* **Given task**:
Within the records that follow, find every line containing the string "name". Copy those lines.

* **Input records**:
# # # # # # #

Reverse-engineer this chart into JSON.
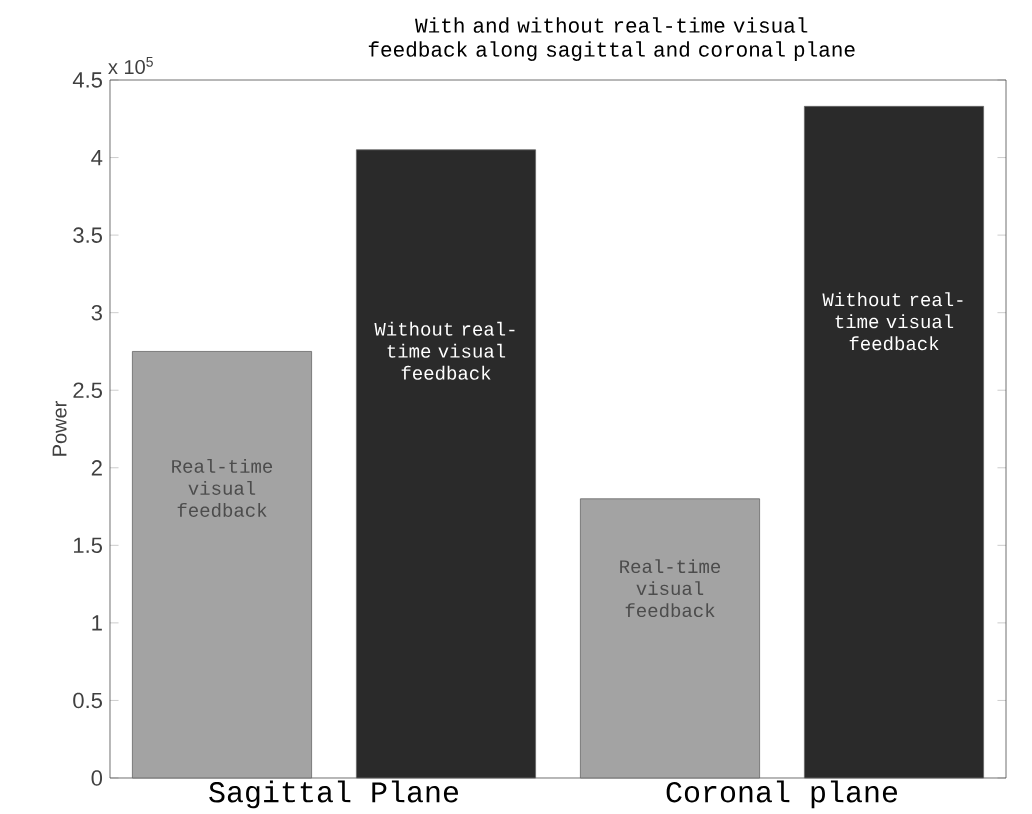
{
  "chart_data": {
    "type": "bar",
    "title": "With and without real-time visual feedback along sagittal and coronal plane",
    "ylabel": "Power",
    "annotations": [
      "x 10$^{5}$"
    ],
    "categories": [
      "Sagittal Plane",
      "Coronal plane"
    ],
    "series": [
      {
        "name": "Real-time visual feedback",
        "color": "#a3a3a3",
        "values": [
          2.75,
          1.8
        ]
      },
      {
        "name": "Without real-time visual feedback",
        "color": "#2a2a2a",
        "values": [
          4.05,
          4.33
        ]
      }
    ],
    "ylim": [
      0,
      4.5
    ],
    "yticks": [
      0,
      0.5,
      1,
      1.5,
      2,
      2.5,
      3,
      3.5,
      4,
      4.5
    ]
  }
}
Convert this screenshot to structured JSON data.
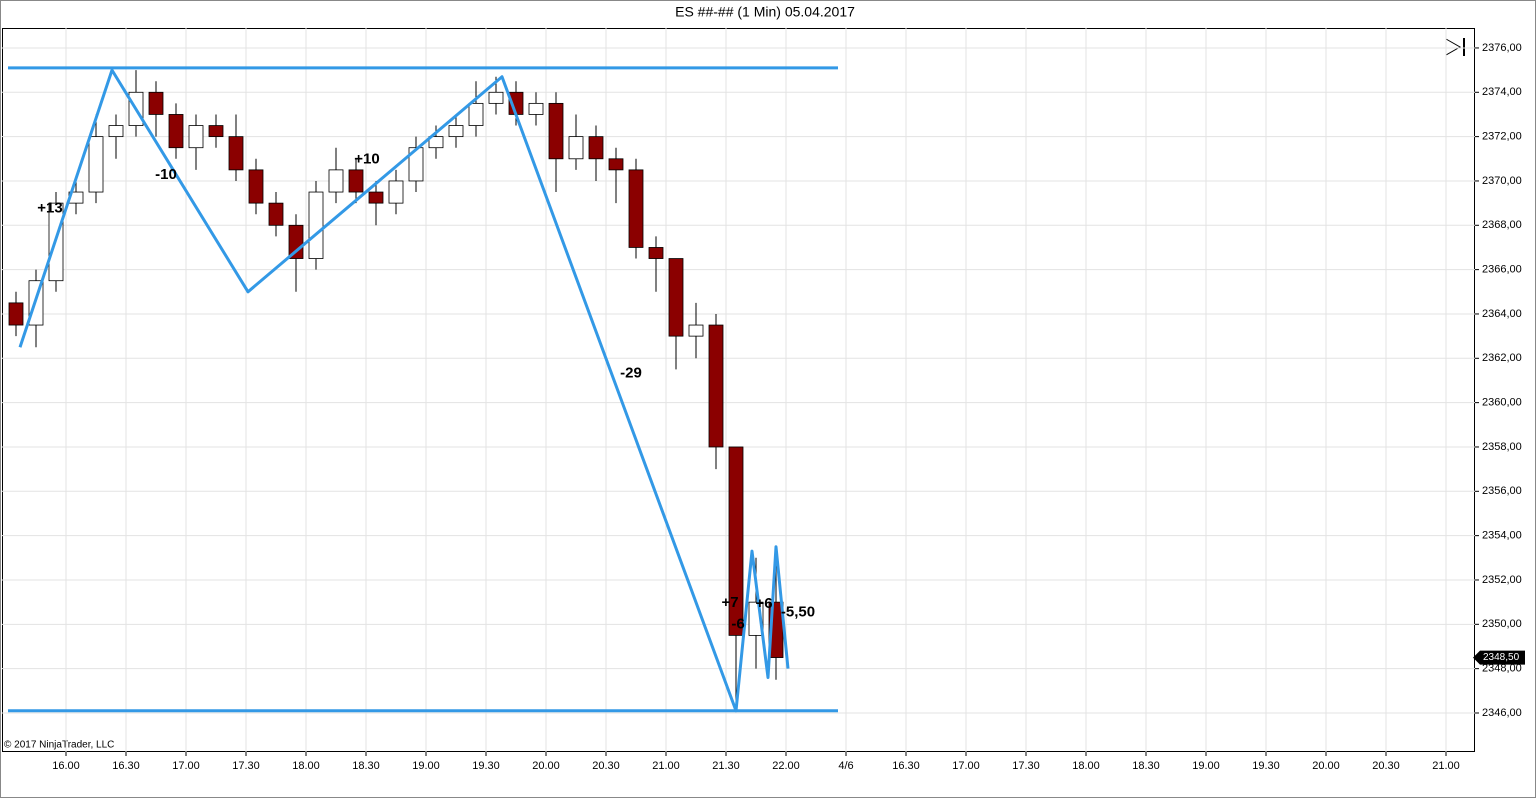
{
  "chart_data": {
    "type": "candlestick",
    "title": "ES ##-## (1 Min)  05.04.2017",
    "copyright": "© 2017 NinjaTrader, LLC",
    "xlim": [
      928,
      1664.5
    ],
    "ylim": [
      2344.24,
      2376.9
    ],
    "xticks": [
      {
        "value": 960,
        "label": "16.00"
      },
      {
        "value": 990,
        "label": "16.30"
      },
      {
        "value": 1020,
        "label": "17.00"
      },
      {
        "value": 1050,
        "label": "17.30"
      },
      {
        "value": 1080,
        "label": "18.00"
      },
      {
        "value": 1110,
        "label": "18.30"
      },
      {
        "value": 1140,
        "label": "19.00"
      },
      {
        "value": 1170,
        "label": "19.30"
      },
      {
        "value": 1200,
        "label": "20.00"
      },
      {
        "value": 1230,
        "label": "20.30"
      },
      {
        "value": 1260,
        "label": "21.00"
      },
      {
        "value": 1290,
        "label": "21.30"
      },
      {
        "value": 1320,
        "label": "22.00"
      },
      {
        "value": 1350,
        "label": "4/6"
      },
      {
        "value": 1380,
        "label": "16.30"
      },
      {
        "value": 1410,
        "label": "17.00"
      },
      {
        "value": 1440,
        "label": "17.30"
      },
      {
        "value": 1470,
        "label": "18.00"
      },
      {
        "value": 1500,
        "label": "18.30"
      },
      {
        "value": 1530,
        "label": "19.00"
      },
      {
        "value": 1560,
        "label": "19.30"
      },
      {
        "value": 1590,
        "label": "20.00"
      },
      {
        "value": 1620,
        "label": "20.30"
      },
      {
        "value": 1650,
        "label": "21.00"
      }
    ],
    "yticks": [
      {
        "value": 2346,
        "label": "2346,00"
      },
      {
        "value": 2348,
        "label": "2348,00"
      },
      {
        "value": 2350,
        "label": "2350,00"
      },
      {
        "value": 2352,
        "label": "2352,00"
      },
      {
        "value": 2354,
        "label": "2354,00"
      },
      {
        "value": 2356,
        "label": "2356,00"
      },
      {
        "value": 2358,
        "label": "2358,00"
      },
      {
        "value": 2360,
        "label": "2360,00"
      },
      {
        "value": 2362,
        "label": "2362,00"
      },
      {
        "value": 2364,
        "label": "2364,00"
      },
      {
        "value": 2366,
        "label": "2366,00"
      },
      {
        "value": 2368,
        "label": "2368,00"
      },
      {
        "value": 2370,
        "label": "2370,00"
      },
      {
        "value": 2372,
        "label": "2372,00"
      },
      {
        "value": 2374,
        "label": "2374,00"
      },
      {
        "value": 2376,
        "label": "2376,00"
      }
    ],
    "grid": true,
    "up_color": "#ffffff",
    "down_color": "#8b0000",
    "candles": {
      "x": [
        930,
        940,
        950,
        960,
        970,
        980,
        990,
        1000,
        1010,
        1020,
        1030,
        1040,
        1050,
        1060,
        1070,
        1080,
        1090,
        1100,
        1110,
        1120,
        1130,
        1140,
        1150,
        1160,
        1170,
        1180,
        1190,
        1200,
        1210,
        1220,
        1230,
        1240,
        1250,
        1260,
        1270,
        1280,
        1290,
        1300,
        1310
      ],
      "open": [
        2364.5,
        2363.5,
        2365.5,
        2369,
        2369.5,
        2372,
        2372.5,
        2374,
        2373,
        2371.5,
        2372.5,
        2372,
        2370.5,
        2369,
        2368,
        2366.5,
        2369.5,
        2370.5,
        2369.5,
        2369,
        2370,
        2371.5,
        2372,
        2372.5,
        2373.5,
        2374,
        2373,
        2373.5,
        2371,
        2372,
        2371,
        2370.5,
        2367,
        2366.5,
        2363,
        2363.5,
        2358,
        2349.5,
        2351
      ],
      "high": [
        2365,
        2366,
        2369.5,
        2370,
        2373,
        2373,
        2375,
        2374.5,
        2373.5,
        2373,
        2373,
        2373,
        2371,
        2369.5,
        2368.5,
        2370,
        2371.5,
        2371,
        2370,
        2370.5,
        2372,
        2372.5,
        2373,
        2374.5,
        2374.7,
        2374.5,
        2374,
        2374,
        2373,
        2372.5,
        2371.5,
        2371,
        2367.5,
        2366.5,
        2364.5,
        2364,
        2358,
        2353,
        2353.5
      ],
      "low": [
        2363,
        2362.5,
        2365,
        2368.5,
        2369,
        2371,
        2372,
        2372,
        2371,
        2370.5,
        2371.5,
        2370,
        2368.5,
        2367.5,
        2365,
        2366,
        2369,
        2369,
        2368,
        2368.5,
        2369.5,
        2371,
        2371.5,
        2372,
        2373,
        2372.5,
        2372.5,
        2369.5,
        2370.5,
        2370,
        2369,
        2366.5,
        2365,
        2361.5,
        2362,
        2357,
        2346.2,
        2348,
        2347.5
      ],
      "close": [
        2363.5,
        2365.5,
        2369,
        2369.5,
        2372,
        2372.5,
        2374,
        2373,
        2371.5,
        2372.5,
        2372,
        2370.5,
        2369,
        2368,
        2366.5,
        2369.5,
        2370.5,
        2369.5,
        2369,
        2370,
        2371.5,
        2372,
        2372.5,
        2373.5,
        2374,
        2373,
        2373.5,
        2371,
        2372,
        2371,
        2370.5,
        2367,
        2366.5,
        2363,
        2363.5,
        2358,
        2349.5,
        2351,
        2348.5
      ]
    },
    "zigzag": {
      "color": "#3399e6",
      "x": [
        937,
        983,
        1051,
        1178,
        1295,
        1303,
        1311,
        1315,
        1321
      ],
      "values": [
        2362.5,
        2375,
        2365,
        2374.7,
        2346.1,
        2353.3,
        2347.6,
        2353.5,
        2348
      ],
      "labels": [
        "+13",
        "-10",
        "+10",
        "-29",
        "+7",
        "-6",
        "+6",
        "-5,50"
      ]
    },
    "levels": {
      "color": "#3399e6",
      "x": [
        931,
        1346
      ],
      "values": [
        2375.1,
        2346.1
      ]
    },
    "last_price": {
      "value": 2348.5,
      "label": "2348,50"
    }
  }
}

# # # # # # #

* **Task result**:
        "name": "Real-time visual feedback",
        "name": "Without real-time visual feedback",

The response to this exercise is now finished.